Work task A:
Copy the stretch of the passage on monolith architecture from "Here’s an interesting" through "and team grew.".
Work task B:
Continue the passage on monolith architecture from where it stops.

Functionalities deployed together in a single unit are considered a monolith. There are 3 types of monolith structures — the single-process system, the distributed monolith, and third-party black-box systems.
Simpler deployment — Monoliths result in much simpler developer workflows. Hence, monitoring, troubleshooting, and activities like end-to-end testing become easier & simpler.
Code Reuse —Ever wanted to reuse code within a distributed system? You know what I am talking about. You might have to wonder about breaking out libraries, copying code, pushing shared functionality within a service. With a monolith architecture, the code is just there to use it.
No major re-architecting — It’s way easier to fix monolith-based systems since they have a simpler, singular deployment. Shopify, one of the well-known e-commerce store builders, was deployed using a monolith architecture in its initial days. It is based on Ruby on Rails. However, they have now shifted to a microservices architecture based on their ever-growing engineering needs.
Easy Maintenance — Maintaining an entire codebase in a single base definitely has its advantages. No complexities whatsoever. Just maintain one repository and you are done. Only one test and deployment pipeline needs to be taken care of.
No API worry — With monoliths, developers can call into different components directly instead of using APIs. So, you don’t need to maintain those versions and worry about backward compatibility.
Here’s an interesting conversation that includes why monoliths are the future.
Taking the example of Shopify further, its monolith-based architecture was no longer serving its purpose in 2016 when both the platform and team grew.
Kirsten Westeinde, Developer at Shopify, explains in detail as -
The application was extremely fragile with the new code having unexpected repercussions. Making a seemingly innocuous change could trigger a cascade of unrelated test failures.
For example, if the code that calculates our shipping rate called into the code that calculates tax rates, then making changes to how we calculate tax rates could affect the outcome of shipping rate calculations, but it might not be obvious why. This was a result of high coupling and a lack of boundaries, which also resulted in tests that were difficult to write, and very slow to run on CI.

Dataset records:
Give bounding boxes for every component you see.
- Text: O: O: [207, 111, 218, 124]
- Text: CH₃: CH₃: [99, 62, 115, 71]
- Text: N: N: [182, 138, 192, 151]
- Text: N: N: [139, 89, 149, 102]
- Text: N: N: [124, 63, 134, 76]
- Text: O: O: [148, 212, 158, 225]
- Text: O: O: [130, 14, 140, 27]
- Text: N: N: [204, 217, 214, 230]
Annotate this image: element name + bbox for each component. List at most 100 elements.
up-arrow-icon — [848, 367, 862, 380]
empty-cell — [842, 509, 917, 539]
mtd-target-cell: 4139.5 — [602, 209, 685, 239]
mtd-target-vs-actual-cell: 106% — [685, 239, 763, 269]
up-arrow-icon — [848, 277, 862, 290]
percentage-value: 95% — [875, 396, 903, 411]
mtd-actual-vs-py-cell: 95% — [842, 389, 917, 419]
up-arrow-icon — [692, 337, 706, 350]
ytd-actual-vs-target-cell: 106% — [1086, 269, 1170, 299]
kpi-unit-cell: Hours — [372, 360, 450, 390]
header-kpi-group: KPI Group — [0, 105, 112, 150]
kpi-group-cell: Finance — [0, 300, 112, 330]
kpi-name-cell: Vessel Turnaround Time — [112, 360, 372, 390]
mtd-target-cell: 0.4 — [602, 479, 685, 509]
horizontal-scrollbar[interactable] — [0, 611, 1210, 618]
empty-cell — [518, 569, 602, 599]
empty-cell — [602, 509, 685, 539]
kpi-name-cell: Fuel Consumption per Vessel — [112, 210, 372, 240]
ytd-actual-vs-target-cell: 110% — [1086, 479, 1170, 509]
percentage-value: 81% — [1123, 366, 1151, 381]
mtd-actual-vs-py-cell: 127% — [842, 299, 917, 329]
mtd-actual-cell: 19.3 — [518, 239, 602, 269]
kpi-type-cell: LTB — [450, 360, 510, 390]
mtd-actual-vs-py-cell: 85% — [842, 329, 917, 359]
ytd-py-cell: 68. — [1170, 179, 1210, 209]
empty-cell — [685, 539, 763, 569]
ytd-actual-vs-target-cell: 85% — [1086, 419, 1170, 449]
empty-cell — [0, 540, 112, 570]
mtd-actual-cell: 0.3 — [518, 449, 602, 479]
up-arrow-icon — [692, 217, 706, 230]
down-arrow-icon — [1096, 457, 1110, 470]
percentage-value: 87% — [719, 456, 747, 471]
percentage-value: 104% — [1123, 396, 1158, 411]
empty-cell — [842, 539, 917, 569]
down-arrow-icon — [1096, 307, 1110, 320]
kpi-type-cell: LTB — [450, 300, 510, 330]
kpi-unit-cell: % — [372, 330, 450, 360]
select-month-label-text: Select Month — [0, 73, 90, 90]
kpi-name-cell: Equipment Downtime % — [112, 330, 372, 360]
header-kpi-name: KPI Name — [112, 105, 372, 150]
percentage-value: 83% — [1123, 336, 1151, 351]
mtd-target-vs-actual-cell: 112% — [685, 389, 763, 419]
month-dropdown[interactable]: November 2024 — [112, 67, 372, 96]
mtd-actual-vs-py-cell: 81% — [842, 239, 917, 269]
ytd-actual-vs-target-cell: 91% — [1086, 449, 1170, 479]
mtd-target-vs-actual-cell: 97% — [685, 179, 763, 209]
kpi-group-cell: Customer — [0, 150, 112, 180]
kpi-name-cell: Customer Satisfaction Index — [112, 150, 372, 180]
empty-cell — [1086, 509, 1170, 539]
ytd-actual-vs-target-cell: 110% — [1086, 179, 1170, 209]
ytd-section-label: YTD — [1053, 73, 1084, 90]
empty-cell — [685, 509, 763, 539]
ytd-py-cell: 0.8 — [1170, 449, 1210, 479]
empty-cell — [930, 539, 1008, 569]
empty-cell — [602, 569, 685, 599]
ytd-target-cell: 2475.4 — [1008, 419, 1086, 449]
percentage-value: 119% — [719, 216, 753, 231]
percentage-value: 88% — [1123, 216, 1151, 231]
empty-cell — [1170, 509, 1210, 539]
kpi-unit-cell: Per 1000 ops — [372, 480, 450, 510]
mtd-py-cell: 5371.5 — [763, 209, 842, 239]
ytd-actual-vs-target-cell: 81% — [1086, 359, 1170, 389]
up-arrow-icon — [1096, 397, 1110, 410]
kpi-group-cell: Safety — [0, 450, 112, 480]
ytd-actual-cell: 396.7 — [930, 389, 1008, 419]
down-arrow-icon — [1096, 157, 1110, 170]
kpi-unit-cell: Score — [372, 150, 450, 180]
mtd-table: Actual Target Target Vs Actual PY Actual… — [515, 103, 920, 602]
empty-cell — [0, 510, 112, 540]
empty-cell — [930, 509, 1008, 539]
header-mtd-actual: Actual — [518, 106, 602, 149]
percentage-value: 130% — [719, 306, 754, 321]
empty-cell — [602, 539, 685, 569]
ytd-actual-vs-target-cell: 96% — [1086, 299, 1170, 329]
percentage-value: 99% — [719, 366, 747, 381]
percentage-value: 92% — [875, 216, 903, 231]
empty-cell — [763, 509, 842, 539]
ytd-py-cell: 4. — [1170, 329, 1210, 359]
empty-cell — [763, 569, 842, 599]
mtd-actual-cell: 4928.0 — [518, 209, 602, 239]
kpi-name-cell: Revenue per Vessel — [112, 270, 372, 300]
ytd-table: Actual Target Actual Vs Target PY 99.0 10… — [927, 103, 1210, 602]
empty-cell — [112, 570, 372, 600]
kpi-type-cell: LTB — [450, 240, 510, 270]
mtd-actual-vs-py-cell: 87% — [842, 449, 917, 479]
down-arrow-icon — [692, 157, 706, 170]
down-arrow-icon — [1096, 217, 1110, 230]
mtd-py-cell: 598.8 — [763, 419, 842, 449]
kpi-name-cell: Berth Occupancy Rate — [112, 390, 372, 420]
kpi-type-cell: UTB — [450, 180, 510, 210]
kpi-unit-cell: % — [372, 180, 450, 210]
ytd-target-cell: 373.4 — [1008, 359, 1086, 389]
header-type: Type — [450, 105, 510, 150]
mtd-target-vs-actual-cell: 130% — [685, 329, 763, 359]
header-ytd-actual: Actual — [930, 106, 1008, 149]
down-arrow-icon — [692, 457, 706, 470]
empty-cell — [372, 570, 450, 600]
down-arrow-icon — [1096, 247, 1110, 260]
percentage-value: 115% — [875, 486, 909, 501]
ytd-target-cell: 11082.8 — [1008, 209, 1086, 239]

Written response A:
Here’s an interesting conversation that includes why monoliths are the future.
Taking the example of Shopify further, its monolith-based architecture was no longer serving its purpose in 2016 when both the platform and team grew.

Written response B:
Developing in Shopify required a lot of context to make seemingly simple changes. For example, a new developer who joined the shipping team should only need to understand the implementation of the shipping business logic before they can start building.
However, the reality was that they would also need to understand how orders are created, how we process payments, and much more since everything was so intertwined. That’s too much knowledge for an individual to have to hold in their head just to ship their first feature. Complex monolithic applications result in steep learning curves.
Sam Newman, a renowned, independent microservices consultant tells one should answer the following questions before going the microservices way.
1. What are you hoping to achieve?
This should be a set of outcomes that are aligned to what the business is trying to achieve, and can be articulated in a way that describes the benefit to the end-users of the system.
2. Have you considered alternatives to using microservices?
There are often many other ways to achieve some of the same benefits that microservices bring. Have you looked at these things? If not, why not? Quite often you can get what you need by using a much easier, more boring technique.
3. How will you know if the transition is working?
If you decide to embark on this transition, how will you know if you’re going in the right direction?
Both monolith and microservices architecture are suited in specific circumstances based on what business you operate & at which stage is it. When doing microservices, make sure you are crystal clear about the goals you are trying to achieve. Those can’t be vague or else it might be a nightmare for your business. What’s your experience like with monolith and microservices? Did you migrate? Feel free to share your experience and outcomes with these software architecture patterns.